▸ **PROBLEM A**:
Answer these from the Lexicon class documentation below:
(i) Which format is the default when none is given in a lexicon specification?
(ii) What is the default value of tag=INDEX for CSV lexicons?
(iii) Which classes are listed as direct known subclasses?

▸ **SELECTED EXTRACT**:
Class Lexicon

  • All Implemented Interfaces:
    Extractor, PrefixSearchable, WordList, Serializable, Iterable<String>, Predicate<HString>
    Direct Known Subclasses:
    PersistentLexicon, TrieLexicon

    public abstract class Lexicon
    extends Object
    implements Predicate<HString>, WordList, Extractor, PrefixSearchable, Serializable

    A traditional approach to information extraction incorporates the use of lexicons, also called gazetteers, for finding specific lexical items in text. Hermes's Lexicon classes provide the ability to match lexical items using a greedy longest match first or maximum span probability strategy. Both matching strategies allow for case-sensitive or case-insensitive matching and the use of constraints (using the Lyre expression language), such as part-of-speech, on the match.

    Lexicons are managed using the LexiconManager, which acts as a cache associating lexicons with a name and a language. This allows for lexicons to be defined via configuration and then to be loaded and retrieved by their name (this is particularly useful for annotators that use lexicons).

    Lexicons are defined using a LexiconSpecification in the following format:

     
     lexicon:(mem|disk):name(:(csv|json))*::RESOURCE(;ARG=VALUE)*
     **
     

    The schema of the specification is "lexicon" and the currently supported protocols are: mem: An in-memory Trie-based lexicon. disk: A persistent on-disk based lexicon.The name of the lexicon is used during annotation to mark the provider. Additionally, a format (csv or json) can be specified, with json being the default if none is provided, to specify the lexicon format when creating in-memory lexicons. Finally, a number of query parameters (ARG=VALUE) can be given from the following choices:

    • caseSensitive=(true|false): Is the lexicon case-sensitive (true) or case-insensitive (false) (default false).
    • defaultTag=TAG: The default tag value for entry when one is not defined (default null).
    • language=LANGUAGE: The default language of entries in the lexicon (default Hermes.defaultLanguage()).
    • and the following for CSV lexicons:
      • lemma=INDEX: The index in the csv row containing the lemma (default 0).
      • tag=INDEX: The index in the csv row containing the tag (default 1).
      • probability=INDEX: The index in the csv row containing the probability (default 2).
      • constraint=INDEX: The index in the csv row containing the constraint (default 3).

    Author:
    David B. Bracewell
    See Also:
    Serialized Form
    • Constructor Detail

      • Lexicon

        public Lexicon()
    • Method Detail

      • add

        public abstract void add​(LexiconEntry lexiconEntry)

▸ **TASK DATA**:
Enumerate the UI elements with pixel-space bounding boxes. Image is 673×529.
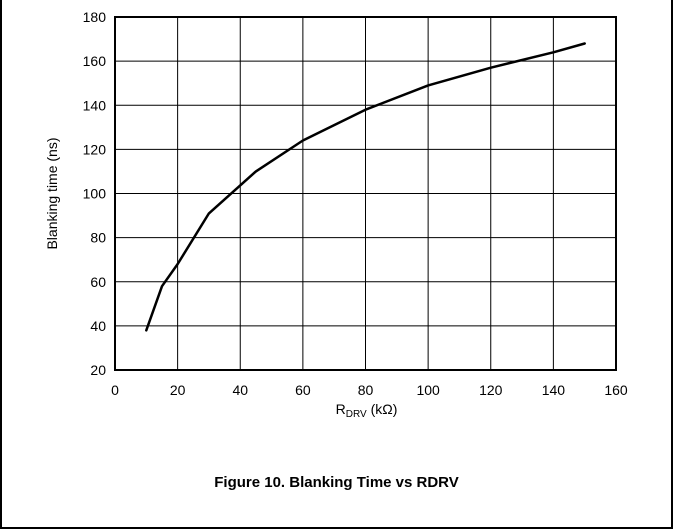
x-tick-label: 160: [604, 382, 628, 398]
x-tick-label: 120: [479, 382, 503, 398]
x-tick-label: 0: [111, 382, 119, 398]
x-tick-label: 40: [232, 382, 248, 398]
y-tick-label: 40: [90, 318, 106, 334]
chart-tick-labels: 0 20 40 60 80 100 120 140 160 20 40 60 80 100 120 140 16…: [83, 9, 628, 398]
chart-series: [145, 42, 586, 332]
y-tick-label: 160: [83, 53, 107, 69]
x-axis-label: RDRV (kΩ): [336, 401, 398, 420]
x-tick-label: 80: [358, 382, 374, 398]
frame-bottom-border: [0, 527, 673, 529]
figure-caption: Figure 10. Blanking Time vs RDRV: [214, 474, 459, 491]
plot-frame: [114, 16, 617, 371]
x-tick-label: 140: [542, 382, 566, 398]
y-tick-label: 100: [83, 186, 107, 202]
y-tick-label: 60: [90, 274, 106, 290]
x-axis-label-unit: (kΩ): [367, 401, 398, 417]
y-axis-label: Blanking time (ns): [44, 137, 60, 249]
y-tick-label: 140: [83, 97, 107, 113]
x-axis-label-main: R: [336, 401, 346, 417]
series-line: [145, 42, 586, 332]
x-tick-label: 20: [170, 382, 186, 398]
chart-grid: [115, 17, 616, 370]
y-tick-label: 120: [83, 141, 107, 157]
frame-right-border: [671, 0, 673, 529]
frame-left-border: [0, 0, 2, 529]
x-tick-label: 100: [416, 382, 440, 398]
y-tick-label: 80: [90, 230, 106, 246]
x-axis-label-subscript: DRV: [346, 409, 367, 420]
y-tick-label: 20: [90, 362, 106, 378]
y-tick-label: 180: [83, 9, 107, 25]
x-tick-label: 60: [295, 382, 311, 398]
...
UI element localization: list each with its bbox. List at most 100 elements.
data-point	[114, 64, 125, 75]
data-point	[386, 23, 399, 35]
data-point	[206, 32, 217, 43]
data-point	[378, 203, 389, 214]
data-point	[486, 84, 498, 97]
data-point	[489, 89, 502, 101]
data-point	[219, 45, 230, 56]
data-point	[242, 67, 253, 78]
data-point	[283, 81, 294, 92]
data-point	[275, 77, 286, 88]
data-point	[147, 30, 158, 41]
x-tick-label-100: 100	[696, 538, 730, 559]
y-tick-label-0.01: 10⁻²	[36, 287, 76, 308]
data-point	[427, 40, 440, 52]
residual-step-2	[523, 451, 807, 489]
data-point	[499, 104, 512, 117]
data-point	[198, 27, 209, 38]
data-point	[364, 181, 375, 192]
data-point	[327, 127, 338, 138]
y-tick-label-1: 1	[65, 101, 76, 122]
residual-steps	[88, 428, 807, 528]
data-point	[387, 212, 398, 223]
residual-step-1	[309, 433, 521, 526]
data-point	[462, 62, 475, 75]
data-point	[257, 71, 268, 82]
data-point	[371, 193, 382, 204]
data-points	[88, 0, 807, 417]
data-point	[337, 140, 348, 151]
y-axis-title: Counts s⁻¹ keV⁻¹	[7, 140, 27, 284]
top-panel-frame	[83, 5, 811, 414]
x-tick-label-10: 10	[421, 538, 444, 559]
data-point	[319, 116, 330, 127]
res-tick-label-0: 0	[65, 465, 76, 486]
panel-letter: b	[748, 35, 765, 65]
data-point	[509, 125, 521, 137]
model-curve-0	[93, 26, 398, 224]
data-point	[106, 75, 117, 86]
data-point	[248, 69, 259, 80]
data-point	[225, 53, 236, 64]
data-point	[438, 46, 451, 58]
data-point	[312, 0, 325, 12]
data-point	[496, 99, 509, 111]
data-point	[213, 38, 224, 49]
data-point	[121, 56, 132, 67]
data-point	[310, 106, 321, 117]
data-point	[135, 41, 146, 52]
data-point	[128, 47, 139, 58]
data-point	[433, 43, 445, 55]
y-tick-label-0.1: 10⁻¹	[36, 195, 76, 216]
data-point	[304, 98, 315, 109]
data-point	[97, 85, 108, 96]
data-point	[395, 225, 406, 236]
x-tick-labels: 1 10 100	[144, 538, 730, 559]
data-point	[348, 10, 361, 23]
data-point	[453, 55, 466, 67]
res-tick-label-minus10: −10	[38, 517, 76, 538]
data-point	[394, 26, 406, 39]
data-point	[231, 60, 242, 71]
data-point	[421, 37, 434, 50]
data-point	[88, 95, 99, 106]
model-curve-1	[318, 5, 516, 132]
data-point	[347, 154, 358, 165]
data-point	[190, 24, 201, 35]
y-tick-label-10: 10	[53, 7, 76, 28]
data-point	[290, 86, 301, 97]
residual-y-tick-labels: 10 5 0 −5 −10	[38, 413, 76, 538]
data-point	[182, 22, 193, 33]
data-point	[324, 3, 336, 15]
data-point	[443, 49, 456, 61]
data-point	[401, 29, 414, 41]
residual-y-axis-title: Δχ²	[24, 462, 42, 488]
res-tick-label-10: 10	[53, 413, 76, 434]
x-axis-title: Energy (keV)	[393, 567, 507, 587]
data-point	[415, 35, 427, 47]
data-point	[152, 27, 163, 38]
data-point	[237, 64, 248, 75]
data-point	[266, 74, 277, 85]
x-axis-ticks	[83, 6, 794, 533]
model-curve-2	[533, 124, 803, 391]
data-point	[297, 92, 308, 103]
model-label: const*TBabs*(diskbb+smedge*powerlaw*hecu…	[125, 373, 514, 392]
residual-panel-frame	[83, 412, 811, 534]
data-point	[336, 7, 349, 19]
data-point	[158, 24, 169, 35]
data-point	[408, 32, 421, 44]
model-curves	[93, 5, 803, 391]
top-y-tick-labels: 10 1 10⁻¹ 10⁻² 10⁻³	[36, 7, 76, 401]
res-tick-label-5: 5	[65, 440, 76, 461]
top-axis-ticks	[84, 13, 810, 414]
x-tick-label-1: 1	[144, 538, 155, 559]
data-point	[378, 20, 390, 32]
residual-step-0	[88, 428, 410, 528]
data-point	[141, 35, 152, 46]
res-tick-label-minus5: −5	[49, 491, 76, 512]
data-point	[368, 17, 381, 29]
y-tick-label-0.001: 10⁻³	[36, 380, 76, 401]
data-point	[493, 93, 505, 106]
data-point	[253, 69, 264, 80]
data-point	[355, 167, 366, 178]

▸ **PROBLEM B**:
Recast part of the first listing as a JSON array of strings, one string per line. Start at the line containing "x-tick-label: 160: [604, 382, 628, 398]" and stop after the line containing "chart-grid: [115, 17, 616, 370]".

▸ **WRITTEN RESPONSE A**:
(i) json
(ii) 1
(iii) PersistentLexicon and TrieLexicon

▸ **WRITTEN RESPONSE B**:
[
  "x-tick-label: 160: [604, 382, 628, 398]",
  "x-tick-label: 120: [479, 382, 503, 398]",
  "x-tick-label: 0: [111, 382, 119, 398]",
  "x-tick-label: 40: [232, 382, 248, 398]",
  "y-tick-label: 40: [90, 318, 106, 334]",
  "chart-tick-labels: 0 20 40 60 80 100 120 140 160 20 40 60 80 100 120 140 16…: [83, 9, 628, 398]",
  "chart-series: [145, 42, 586, 332]",
  "y-tick-label: 160: [83, 53, 107, 69]",
  "x-axis-label: RDRV (kΩ): [336, 401, 398, 420]",
  "x-tick-label: 80: [358, 382, 374, 398]",
  "frame-bottom-border: [0, 527, 673, 529]",
  "figure-caption: Figure 10. Blanking Time vs RDRV: [214, 474, 459, 491]",
  "plot-frame: [114, 16, 617, 371]",
  "x-tick-label: 140: [542, 382, 566, 398]",
  "y-tick-label: 100: [83, 186, 107, 202]",
  "y-tick-label: 60: [90, 274, 106, 290]",
  "x-axis-label-unit: (kΩ): [367, 401, 398, 417]",
  "y-axis-label: Blanking time (ns): [44, 137, 60, 249]",
  "y-tick-label: 140: [83, 97, 107, 113]",
  "x-axis-label-main: R: [336, 401, 346, 417]",
  "series-line: [145, 42, 586, 332]",
  "x-tick-label: 20: [170, 382, 186, 398]",
  "chart-grid: [115, 17, 616, 370]"
]